Directions for this task:
Each record below must be returned exactly as shown.

The records:
______
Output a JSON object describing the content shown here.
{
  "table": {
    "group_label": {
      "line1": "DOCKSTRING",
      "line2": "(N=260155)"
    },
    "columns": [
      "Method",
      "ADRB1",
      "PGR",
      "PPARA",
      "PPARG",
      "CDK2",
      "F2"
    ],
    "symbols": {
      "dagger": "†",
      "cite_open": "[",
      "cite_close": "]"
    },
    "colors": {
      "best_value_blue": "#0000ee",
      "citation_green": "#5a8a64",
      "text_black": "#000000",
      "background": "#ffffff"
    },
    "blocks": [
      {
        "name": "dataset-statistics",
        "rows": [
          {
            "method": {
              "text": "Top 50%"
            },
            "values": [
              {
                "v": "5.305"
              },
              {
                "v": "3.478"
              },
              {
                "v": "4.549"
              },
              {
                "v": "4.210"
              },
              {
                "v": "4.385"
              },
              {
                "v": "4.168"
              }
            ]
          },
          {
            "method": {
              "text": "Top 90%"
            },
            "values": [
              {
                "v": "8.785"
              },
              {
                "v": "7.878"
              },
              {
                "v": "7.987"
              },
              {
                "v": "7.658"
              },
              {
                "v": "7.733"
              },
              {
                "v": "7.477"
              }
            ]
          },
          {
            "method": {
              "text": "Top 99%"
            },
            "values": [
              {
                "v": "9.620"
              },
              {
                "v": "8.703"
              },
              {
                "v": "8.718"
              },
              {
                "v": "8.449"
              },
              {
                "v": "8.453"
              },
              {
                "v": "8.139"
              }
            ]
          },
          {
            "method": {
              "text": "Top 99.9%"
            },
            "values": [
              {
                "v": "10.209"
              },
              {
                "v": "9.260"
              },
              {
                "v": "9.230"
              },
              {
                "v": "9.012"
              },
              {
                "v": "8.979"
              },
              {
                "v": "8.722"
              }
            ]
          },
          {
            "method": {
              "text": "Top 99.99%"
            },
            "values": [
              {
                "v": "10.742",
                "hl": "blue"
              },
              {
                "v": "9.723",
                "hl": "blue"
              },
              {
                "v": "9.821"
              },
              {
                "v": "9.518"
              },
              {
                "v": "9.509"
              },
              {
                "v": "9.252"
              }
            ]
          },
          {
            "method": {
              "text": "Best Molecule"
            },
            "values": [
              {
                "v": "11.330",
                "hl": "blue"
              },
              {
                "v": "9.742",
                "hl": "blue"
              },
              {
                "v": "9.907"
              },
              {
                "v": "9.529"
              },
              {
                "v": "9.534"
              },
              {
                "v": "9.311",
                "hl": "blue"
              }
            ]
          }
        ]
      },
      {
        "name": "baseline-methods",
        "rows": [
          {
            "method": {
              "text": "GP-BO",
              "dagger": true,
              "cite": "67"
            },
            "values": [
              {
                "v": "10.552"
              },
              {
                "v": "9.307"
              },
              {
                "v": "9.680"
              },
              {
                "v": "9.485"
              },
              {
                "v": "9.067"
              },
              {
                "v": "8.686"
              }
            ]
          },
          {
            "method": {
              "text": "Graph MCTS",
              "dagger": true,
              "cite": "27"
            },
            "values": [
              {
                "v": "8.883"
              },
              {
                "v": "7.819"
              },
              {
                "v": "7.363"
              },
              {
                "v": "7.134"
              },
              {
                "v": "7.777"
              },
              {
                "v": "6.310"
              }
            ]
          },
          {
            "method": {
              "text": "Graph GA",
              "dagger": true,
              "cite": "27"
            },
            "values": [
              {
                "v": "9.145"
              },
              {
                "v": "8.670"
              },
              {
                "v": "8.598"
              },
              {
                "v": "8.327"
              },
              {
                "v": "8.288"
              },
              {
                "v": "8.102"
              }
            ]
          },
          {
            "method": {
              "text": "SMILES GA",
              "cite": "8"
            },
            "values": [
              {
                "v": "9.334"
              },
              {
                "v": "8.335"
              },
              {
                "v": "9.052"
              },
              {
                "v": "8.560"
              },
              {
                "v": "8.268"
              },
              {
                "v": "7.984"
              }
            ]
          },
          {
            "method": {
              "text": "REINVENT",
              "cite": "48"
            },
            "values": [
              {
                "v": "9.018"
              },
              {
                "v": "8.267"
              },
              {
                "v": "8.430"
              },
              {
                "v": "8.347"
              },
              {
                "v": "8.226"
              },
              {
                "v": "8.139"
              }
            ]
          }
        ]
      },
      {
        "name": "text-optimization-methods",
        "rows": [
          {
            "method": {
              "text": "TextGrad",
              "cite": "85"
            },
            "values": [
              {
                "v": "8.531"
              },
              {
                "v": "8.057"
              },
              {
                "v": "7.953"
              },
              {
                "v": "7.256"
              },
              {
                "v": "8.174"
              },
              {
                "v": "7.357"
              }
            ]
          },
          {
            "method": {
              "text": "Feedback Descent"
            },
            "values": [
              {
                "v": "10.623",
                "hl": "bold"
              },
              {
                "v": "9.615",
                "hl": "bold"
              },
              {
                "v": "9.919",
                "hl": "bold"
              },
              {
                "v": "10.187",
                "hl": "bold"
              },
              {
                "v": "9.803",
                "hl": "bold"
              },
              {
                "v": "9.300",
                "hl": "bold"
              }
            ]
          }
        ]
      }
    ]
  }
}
______
Response:
Output a JSON object describing the content shown here.
{
  "table": {
    "group_label": {
      "line1": "DOCKSTRING",
      "line2": "(N=260155)"
    },
    "columns": [
      "Method",
      "ADRB1",
      "PGR",
      "PPARA",
      "PPARG",
      "CDK2",
      "F2"
    ],
    "symbols": {
      "dagger": "†",
      "cite_open": "[",
      "cite_close": "]"
    },
    "colors": {
      "best_value_blue": "#0000ee",
      "citation_green": "#5a8a64",
      "text_black": "#000000",
      "background": "#ffffff"
    },
    "blocks": [
      {
        "name": "dataset-statistics",
        "rows": [
          {
            "method": {
              "text": "Top 50%"
            },
            "values": [
              {
                "v": "5.305"
              },
              {
                "v": "3.478"
              },
              {
                "v": "4.549"
              },
              {
                "v": "4.210"
              },
              {
                "v": "4.385"
              },
              {
                "v": "4.168"
              }
            ]
          },
          {
            "method": {
              "text": "Top 90%"
            },
            "values": [
              {
                "v": "8.785"
              },
              {
                "v": "7.878"
              },
              {
                "v": "7.987"
              },
              {
                "v": "7.658"
              },
              {
                "v": "7.733"
              },
              {
                "v": "7.477"
              }
            ]
          },
          {
            "method": {
              "text": "Top 99%"
            },
            "values": [
              {
                "v": "9.620"
              },
              {
                "v": "8.703"
              },
              {
                "v": "8.718"
              },
              {
                "v": "8.449"
              },
              {
                "v": "8.453"
              },
              {
                "v": "8.139"
              }
            ]
          },
          {
            "method": {
              "text": "Top 99.9%"
            },
            "values": [
              {
                "v": "10.209"
              },
              {
                "v": "9.260"
              },
              {
                "v": "9.230"
              },
              {
                "v": "9.012"
              },
              {
                "v": "8.979"
              },
              {
                "v": "8.722"
              }
            ]
          },
          {
            "method": {
              "text": "Top 99.99%"
            },
            "values": [
              {
                "v": "10.742",
                "hl": "blue"
              },
              {
                "v": "9.723",
                "hl": "blue"
              },
              {
                "v": "9.821"
              },
              {
                "v": "9.518"
              },
              {
                "v": "9.509"
              },
              {
                "v": "9.252"
              }
            ]
          },
          {
            "method": {
              "text": "Best Molecule"
            },
            "values": [
              {
                "v": "11.330",
                "hl": "blue"
              },
              {
                "v": "9.742",
                "hl": "blue"
              },
              {
                "v": "9.907"
              },
              {
                "v": "9.529"
              },
              {
                "v": "9.534"
              },
              {
                "v": "9.311",
                "hl": "blue"
              }
            ]
          }
        ]
      },
      {
        "name": "baseline-methods",
        "rows": [
          {
            "method": {
              "text": "GP-BO",
              "dagger": true,
              "cite": "67"
            },
            "values": [
              {
                "v": "10.552"
              },
              {
                "v": "9.307"
              },
              {
                "v": "9.680"
              },
              {
                "v": "9.485"
              },
              {
                "v": "9.067"
              },
              {
                "v": "8.686"
              }
            ]
          },
          {
            "method": {
              "text": "Graph MCTS",
              "dagger": true,
              "cite": "27"
            },
            "values": [
              {
                "v": "8.883"
              },
              {
                "v": "7.819"
              },
              {
                "v": "7.363"
              },
              {
                "v": "7.134"
              },
              {
                "v": "7.777"
              },
              {
                "v": "6.310"
              }
            ]
          },
          {
            "method": {
              "text": "Graph GA",
              "dagger": true,
              "cite": "27"
            },
            "values": [
              {
                "v": "9.145"
              },
              {
                "v": "8.670"
              },
              {
                "v": "8.598"
              },
              {
                "v": "8.327"
              },
              {
                "v": "8.288"
              },
              {
                "v": "8.102"
              }
            ]
          },
          {
            "method": {
              "text": "SMILES GA",
              "cite": "8"
            },
            "values": [
              {
                "v": "9.334"
              },
              {
                "v": "8.335"
              },
              {
                "v": "9.052"
              },
              {
                "v": "8.560"
              },
              {
                "v": "8.268"
              },
              {
                "v": "7.984"
              }
            ]
          },
          {
            "method": {
              "text": "REINVENT",
              "cite": "48"
            },
            "values": [
              {
                "v": "9.018"
              },
              {
                "v": "8.267"
              },
              {
                "v": "8.430"
              },
              {
                "v": "8.347"
              },
              {
                "v": "8.226"
              },
              {
                "v": "8.139"
              }
            ]
          }
        ]
      },
      {
        "name": "text-optimization-methods",
        "rows": [
          {
            "method": {
              "text": "TextGrad",
              "cite": "85"
            },
            "values": [
              {
                "v": "8.531"
              },
              {
                "v": "8.057"
              },
              {
                "v": "7.953"
              },
              {
                "v": "7.256"
              },
              {
                "v": "8.174"
              },
              {
                "v": "7.357"
              }
            ]
          },
          {
            "method": {
              "text": "Feedback Descent"
            },
            "values": [
              {
                "v": "10.623",
                "hl": "bold"
              },
              {
                "v": "9.615",
                "hl": "bold"
              },
              {
                "v": "9.919",
                "hl": "bold"
              },
              {
                "v": "10.187",
                "hl": "bold"
              },
              {
                "v": "9.803",
                "hl": "bold"
              },
              {
                "v": "9.300",
                "hl": "bold"
              }
            ]
          }
        ]
      }
    ]
  }
}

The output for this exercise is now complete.